> Set problem
Locate each line containing the string "only" and copy it out.
─── Input material ───
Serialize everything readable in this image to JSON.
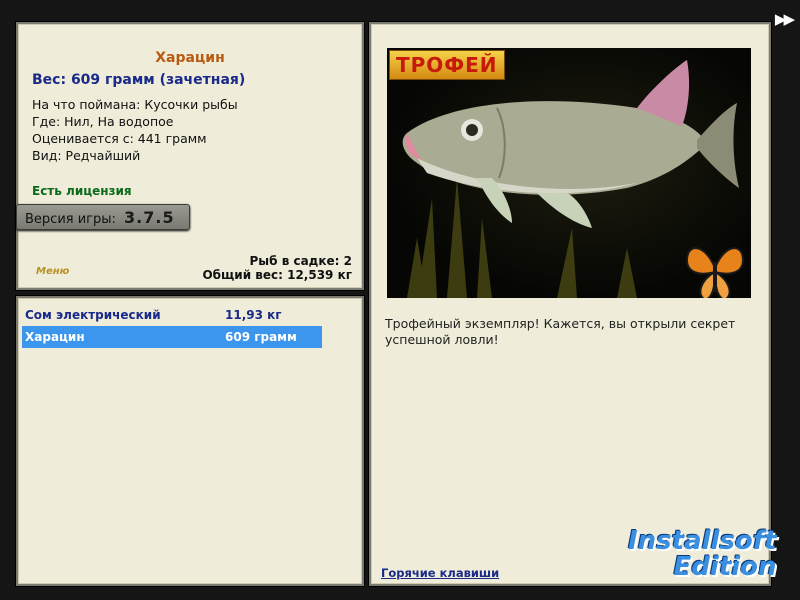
{
  "info": {
    "fish_name": "Харацин",
    "weight_line": "Вес: 609 грамм (зачетная)",
    "bait_line": "На что поймана: Кусочки рыбы",
    "location_line": "Где: Нил, На водопое",
    "rated_line": "Оценивается с: 441 грамм",
    "kind_line": "Вид: Редчайший",
    "license": "Есть лицензия",
    "version_label": "Версия игры:",
    "version_value": "3.7.5",
    "menu_label": "Меню",
    "fish_in_keep": "Рыб в садке: 2",
    "total_weight": "Общий вес: 12,539 кг"
  },
  "catch_list": [
    {
      "name": "Сом электрический",
      "weight": "11,93 кг",
      "selected": false
    },
    {
      "name": "Харацин",
      "weight": "609 грамм",
      "selected": true
    }
  ],
  "detail": {
    "trophy_label": "ТРОФЕЙ",
    "description": "Трофейный экземпляр! Кажется, вы открыли секрет успешной ловли!",
    "hotkeys": "Горячие клавиши"
  },
  "nav": {
    "forward_icon": "fast-forward-icon",
    "forward_glyph": "▶▶"
  },
  "watermark": {
    "line1": "Installsoft",
    "line2": "Edition"
  },
  "colors": {
    "panel_bg": "#efecd9",
    "fish_name": "#b85a10",
    "weight": "#1a2a8a",
    "license": "#0a6a1a",
    "selection": "#3d96ee"
  }
}
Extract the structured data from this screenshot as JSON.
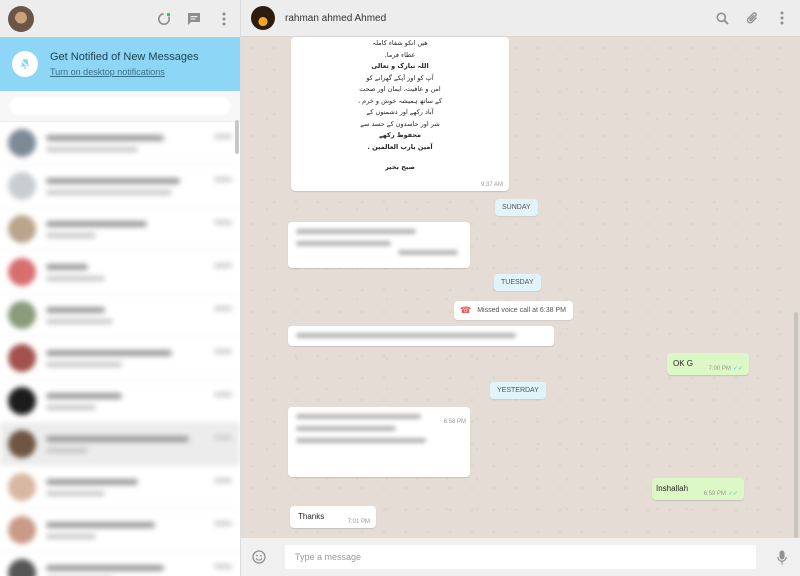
{
  "colors": {
    "accent": "#8ed6f5",
    "outgoing": "#dcf8c6",
    "chat_bg": "#e5ddd5",
    "missed_call": "#e05c5c",
    "read_ticks": "#4fc3f7"
  },
  "left_header": {
    "icons": [
      "status-icon",
      "new-chat-icon",
      "menu-icon"
    ]
  },
  "notification": {
    "title": "Get Notified of New Messages",
    "link": "Turn on desktop notifications",
    "icon": "bell-off-icon"
  },
  "chat_list_rows": 11,
  "chat_header": {
    "name": "rahman ahmed Ahmed",
    "icons": [
      "search-icon",
      "attach-icon",
      "menu-icon"
    ]
  },
  "messages": {
    "urdu_card": {
      "lines": [
        "ھیں انکو شفاء کاملہ",
        "عطاء فرما.",
        "اللہ تبارک و تعالی",
        "آپ کو اور آپکے گھرانے کو",
        "امن و عافیت، ایمان اور صحت",
        "کے ساتھ ہمیشہ خوش و خرم ،",
        "آباد رکھے اور دشمنوں کے",
        "شر اور حاسدوں کے حسد سے",
        "محفوظ رکھے",
        "آمین یارب العالمین ."
      ],
      "greeting": "صبح بخیر",
      "time": "9:37 AM"
    },
    "day_sunday": "SUNDAY",
    "day_tuesday": "TUESDAY",
    "missed_call": "Missed voice call at 6:38 PM",
    "ok_g": {
      "text": "OK G",
      "time": "7:00 PM"
    },
    "day_yesterday": "YESTERDAY",
    "blurred_time": "6:58 PM",
    "inshallah": {
      "text": "Inshallah",
      "time": "6:59 PM"
    },
    "thanks": {
      "text": "Thanks",
      "time": "7:01 PM"
    }
  },
  "composer": {
    "placeholder": "Type a message"
  }
}
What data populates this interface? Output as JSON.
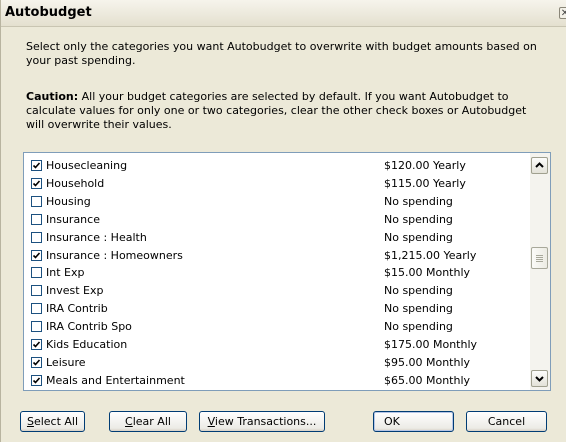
{
  "window": {
    "title": "Autobudget",
    "close_glyph": "✕"
  },
  "intro_text": "Select only the categories you want Autobudget to overwrite with budget amounts based on your past spending.",
  "caution": {
    "label": "Caution:",
    "text": " All your budget categories are selected by default. If you want Autobudget to calculate values for only one or two categories, clear the other check boxes or Autobudget will overwrite their values."
  },
  "categories": [
    {
      "name": "Housecleaning",
      "amount": "$120.00 Yearly",
      "checked": true
    },
    {
      "name": "Household",
      "amount": "$115.00 Yearly",
      "checked": true
    },
    {
      "name": "Housing",
      "amount": "No spending",
      "checked": false
    },
    {
      "name": "Insurance",
      "amount": "No spending",
      "checked": false
    },
    {
      "name": "Insurance : Health",
      "amount": "No spending",
      "checked": false
    },
    {
      "name": "Insurance : Homeowners",
      "amount": "$1,215.00 Yearly",
      "checked": true
    },
    {
      "name": "Int Exp",
      "amount": "$15.00 Monthly",
      "checked": false
    },
    {
      "name": "Invest Exp",
      "amount": "No spending",
      "checked": false
    },
    {
      "name": "IRA Contrib",
      "amount": "No spending",
      "checked": false
    },
    {
      "name": "IRA Contrib Spo",
      "amount": "No spending",
      "checked": false
    },
    {
      "name": "Kids Education",
      "amount": "$175.00 Monthly",
      "checked": true
    },
    {
      "name": "Leisure",
      "amount": "$95.00 Monthly",
      "checked": true
    },
    {
      "name": "Meals and Entertainment",
      "amount": "$65.00 Monthly",
      "checked": true
    }
  ],
  "buttons": {
    "select_all": {
      "key": "S",
      "rest": "elect All"
    },
    "clear_all": {
      "key": "C",
      "rest": "lear All"
    },
    "view_transactions": {
      "key": "V",
      "rest": "iew Transactions..."
    },
    "ok": "OK",
    "cancel": "Cancel"
  },
  "icons": {
    "close": "close-icon",
    "scroll_up": "chevron-up-icon",
    "scroll_down": "chevron-down-icon",
    "checkmark": "checkmark-icon"
  }
}
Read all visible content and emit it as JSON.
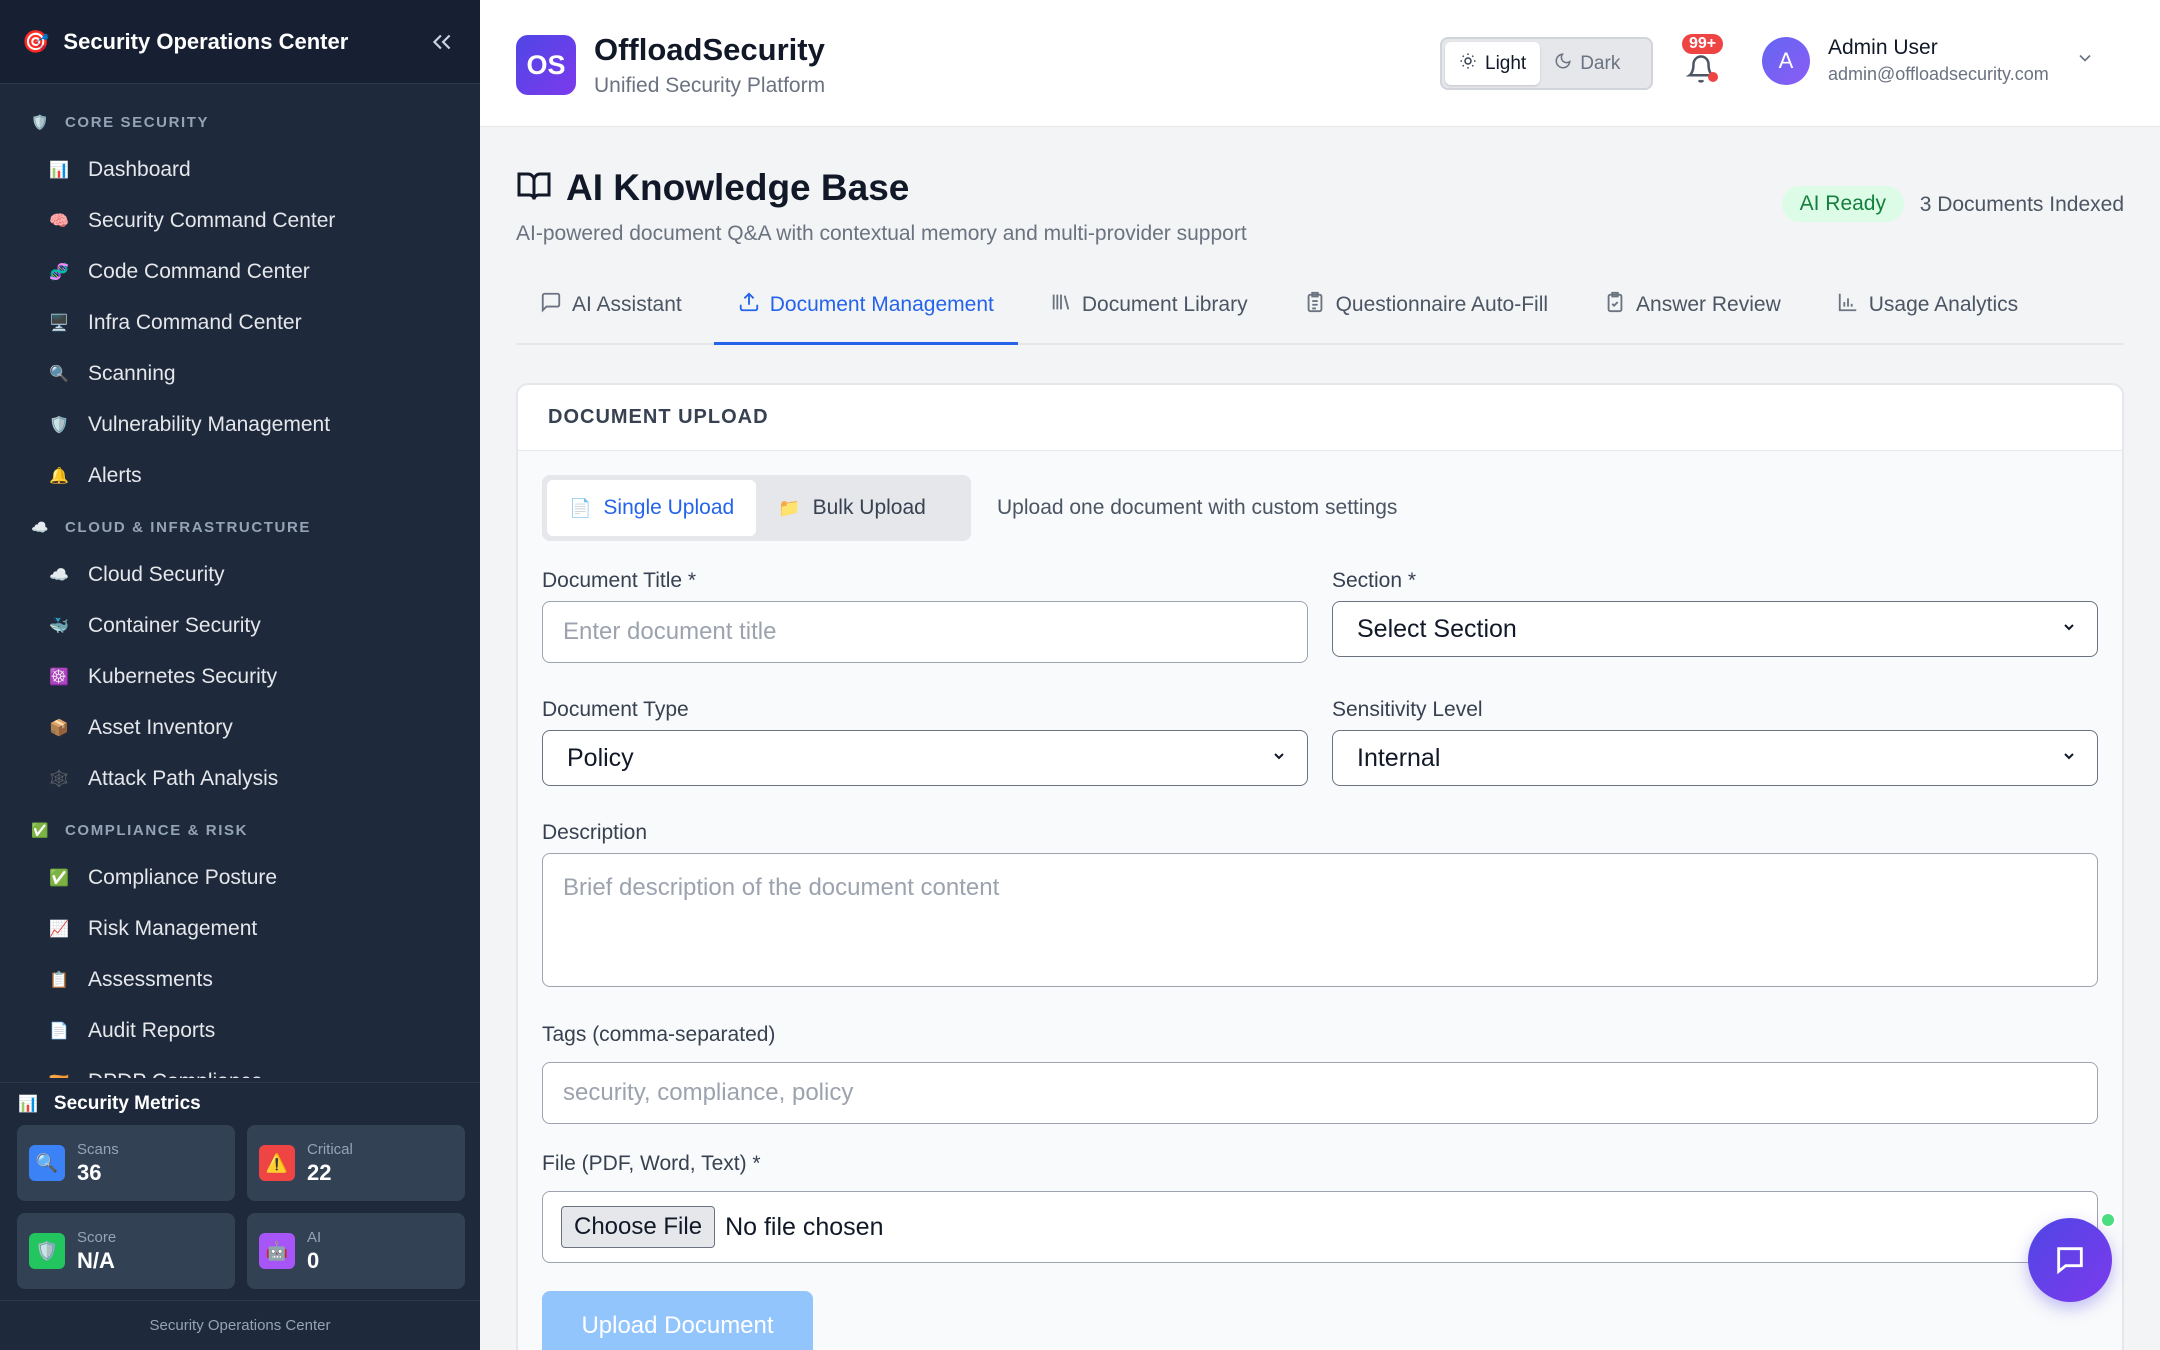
{
  "sidebar": {
    "title": "Security Operations Center",
    "sections": [
      {
        "label": "CORE SECURITY",
        "icon": "🛡️",
        "items": [
          {
            "label": "Dashboard",
            "icon": "📊"
          },
          {
            "label": "Security Command Center",
            "icon": "🧠"
          },
          {
            "label": "Code Command Center",
            "icon": "🧬"
          },
          {
            "label": "Infra Command Center",
            "icon": "🖥️"
          },
          {
            "label": "Scanning",
            "icon": "🔍"
          },
          {
            "label": "Vulnerability Management",
            "icon": "🛡️"
          },
          {
            "label": "Alerts",
            "icon": "🔔"
          }
        ]
      },
      {
        "label": "CLOUD & INFRASTRUCTURE",
        "icon": "☁️",
        "items": [
          {
            "label": "Cloud Security",
            "icon": "☁️"
          },
          {
            "label": "Container Security",
            "icon": "🐳"
          },
          {
            "label": "Kubernetes Security",
            "icon": "☸️"
          },
          {
            "label": "Asset Inventory",
            "icon": "📦"
          },
          {
            "label": "Attack Path Analysis",
            "icon": "🕸️"
          }
        ]
      },
      {
        "label": "COMPLIANCE & RISK",
        "icon": "✅",
        "items": [
          {
            "label": "Compliance Posture",
            "icon": "✅"
          },
          {
            "label": "Risk Management",
            "icon": "📈"
          },
          {
            "label": "Assessments",
            "icon": "📋"
          },
          {
            "label": "Audit Reports",
            "icon": "📄"
          },
          {
            "label": "DPDP Compliance",
            "icon": "🇮🇳"
          }
        ]
      }
    ],
    "metrics_title": "Security Metrics",
    "metrics": [
      {
        "label": "Scans",
        "value": "36",
        "icon": "🔍",
        "color": "#3b82f6"
      },
      {
        "label": "Critical",
        "value": "22",
        "icon": "⚠️",
        "color": "#ef4444"
      },
      {
        "label": "Score",
        "value": "N/A",
        "icon": "🛡️",
        "color": "#22c55e"
      },
      {
        "label": "AI",
        "value": "0",
        "icon": "🤖",
        "color": "#a855f7"
      }
    ],
    "footer": "Security Operations Center"
  },
  "header": {
    "logo_text": "OS",
    "brand": "OffloadSecurity",
    "tagline": "Unified Security Platform",
    "theme_light": "Light",
    "theme_dark": "Dark",
    "notification_count": "99+",
    "user_initial": "A",
    "user_name": "Admin User",
    "user_email": "admin@offloadsecurity.com"
  },
  "page": {
    "title": "AI Knowledge Base",
    "description": "AI-powered document Q&A with contextual memory and multi-provider support",
    "status_badge": "AI Ready",
    "documents_indexed": "3 Documents Indexed",
    "tabs": [
      {
        "label": "AI Assistant",
        "icon": "💬"
      },
      {
        "label": "Document Management",
        "icon": "⇪"
      },
      {
        "label": "Document Library",
        "icon": "📚"
      },
      {
        "label": "Questionnaire Auto-Fill",
        "icon": "📋"
      },
      {
        "label": "Answer Review",
        "icon": "📝"
      },
      {
        "label": "Usage Analytics",
        "icon": "📊"
      }
    ],
    "active_tab": "Document Management"
  },
  "upload": {
    "card_title": "DOCUMENT UPLOAD",
    "single_label": "Single Upload",
    "bulk_label": "Bulk Upload",
    "hint": "Upload one document with custom settings",
    "title_label": "Document Title *",
    "title_placeholder": "Enter document title",
    "section_label": "Section *",
    "section_value": "Select Section",
    "type_label": "Document Type",
    "type_value": "Policy",
    "sensitivity_label": "Sensitivity Level",
    "sensitivity_value": "Internal",
    "description_label": "Description",
    "description_placeholder": "Brief description of the document content",
    "tags_label": "Tags (comma-separated)",
    "tags_placeholder": "security, compliance, policy",
    "file_label": "File (PDF, Word, Text) *",
    "file_button": "Choose File",
    "file_status": "No file chosen",
    "submit_label": "Upload Document"
  },
  "colors": {
    "accent": "#2563eb",
    "sidebar_bg": "#1e293b",
    "brand_gradient_start": "#4f46e5",
    "brand_gradient_end": "#7c3aed"
  }
}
───
> Result
  "intro_text": "Select only the categories you want Autobudget to overwrite with budget amounts based on your past spending.",
    "text": " All your budget categories are selected by default. If you want Autobudget to calculate values for only one or two categories, clear the other check boxes or Autobudget will overwrite their values."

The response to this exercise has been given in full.